-- Begin Records for this task --

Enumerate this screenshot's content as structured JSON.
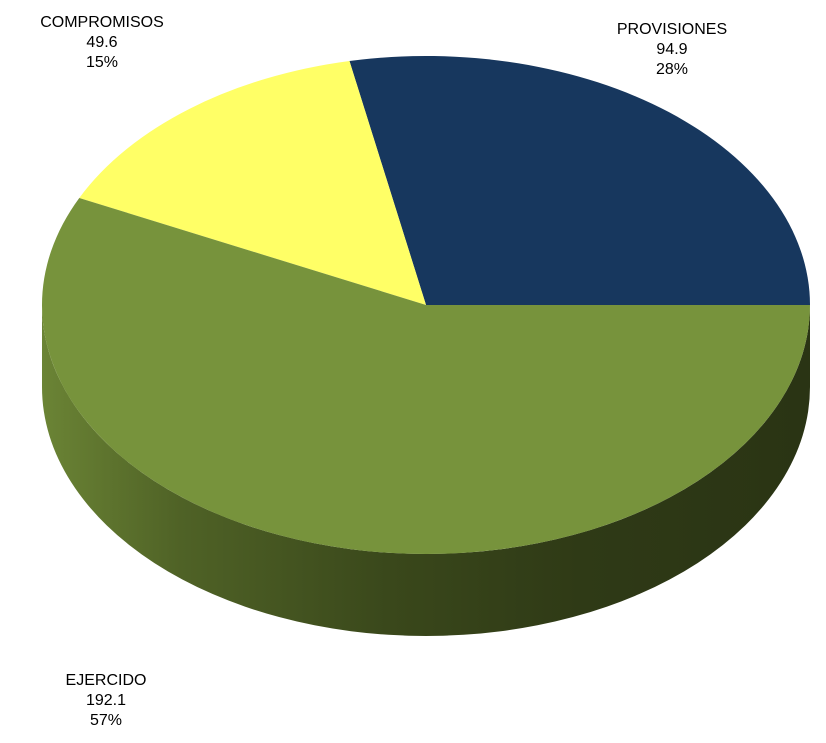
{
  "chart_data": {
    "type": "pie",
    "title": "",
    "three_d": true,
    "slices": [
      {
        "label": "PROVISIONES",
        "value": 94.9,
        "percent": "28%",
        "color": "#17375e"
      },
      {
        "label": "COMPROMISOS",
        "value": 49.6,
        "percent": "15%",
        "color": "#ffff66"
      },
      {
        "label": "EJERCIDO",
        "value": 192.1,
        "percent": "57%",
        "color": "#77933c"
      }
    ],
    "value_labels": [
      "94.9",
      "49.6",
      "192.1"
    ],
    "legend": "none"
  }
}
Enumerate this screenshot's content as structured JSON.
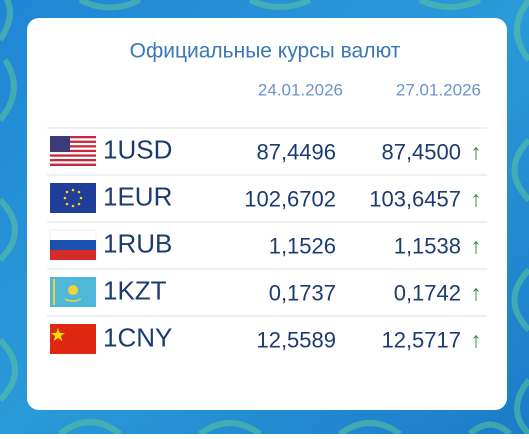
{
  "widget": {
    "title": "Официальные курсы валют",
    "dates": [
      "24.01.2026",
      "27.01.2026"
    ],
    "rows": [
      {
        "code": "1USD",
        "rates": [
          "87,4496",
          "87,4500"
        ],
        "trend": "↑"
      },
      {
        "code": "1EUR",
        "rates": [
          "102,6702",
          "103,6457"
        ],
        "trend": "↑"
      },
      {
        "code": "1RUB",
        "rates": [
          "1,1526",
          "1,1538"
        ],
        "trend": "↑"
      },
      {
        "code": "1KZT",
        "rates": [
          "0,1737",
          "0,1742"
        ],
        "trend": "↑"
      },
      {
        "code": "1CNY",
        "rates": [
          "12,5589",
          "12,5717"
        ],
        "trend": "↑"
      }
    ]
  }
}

-- End Records for this task --

Instructions to follow |
Every entry must be written out exactly, with all pictures left out.

The solution |
Enumerate this screenshot's content as structured JSON.
{
  "chart_data": {
    "type": "pie",
    "title": "",
    "three_d": true,
    "slices": [
      {
        "label": "PROVISIONES",
        "value": 94.9,
        "percent": "28%",
        "color": "#17375e"
      },
      {
        "label": "COMPROMISOS",
        "value": 49.6,
        "percent": "15%",
        "color": "#ffff66"
      },
      {
        "label": "EJERCIDO",
        "value": 192.1,
        "percent": "57%",
        "color": "#77933c"
      }
    ],
    "value_labels": [
      "94.9",
      "49.6",
      "192.1"
    ],
    "legend": "none"
  }
}
Enumerate this screenshot's content as structured JSON.
{
  "widget": {
    "title": "Официальные курсы валют",
    "dates": [
      "24.01.2026",
      "27.01.2026"
    ],
    "rows": [
      {
        "code": "1USD",
        "rates": [
          "87,4496",
          "87,4500"
        ],
        "trend": "↑"
      },
      {
        "code": "1EUR",
        "rates": [
          "102,6702",
          "103,6457"
        ],
        "trend": "↑"
      },
      {
        "code": "1RUB",
        "rates": [
          "1,1526",
          "1,1538"
        ],
        "trend": "↑"
      },
      {
        "code": "1KZT",
        "rates": [
          "0,1737",
          "0,1742"
        ],
        "trend": "↑"
      },
      {
        "code": "1CNY",
        "rates": [
          "12,5589",
          "12,5717"
        ],
        "trend": "↑"
      }
    ]
  }
}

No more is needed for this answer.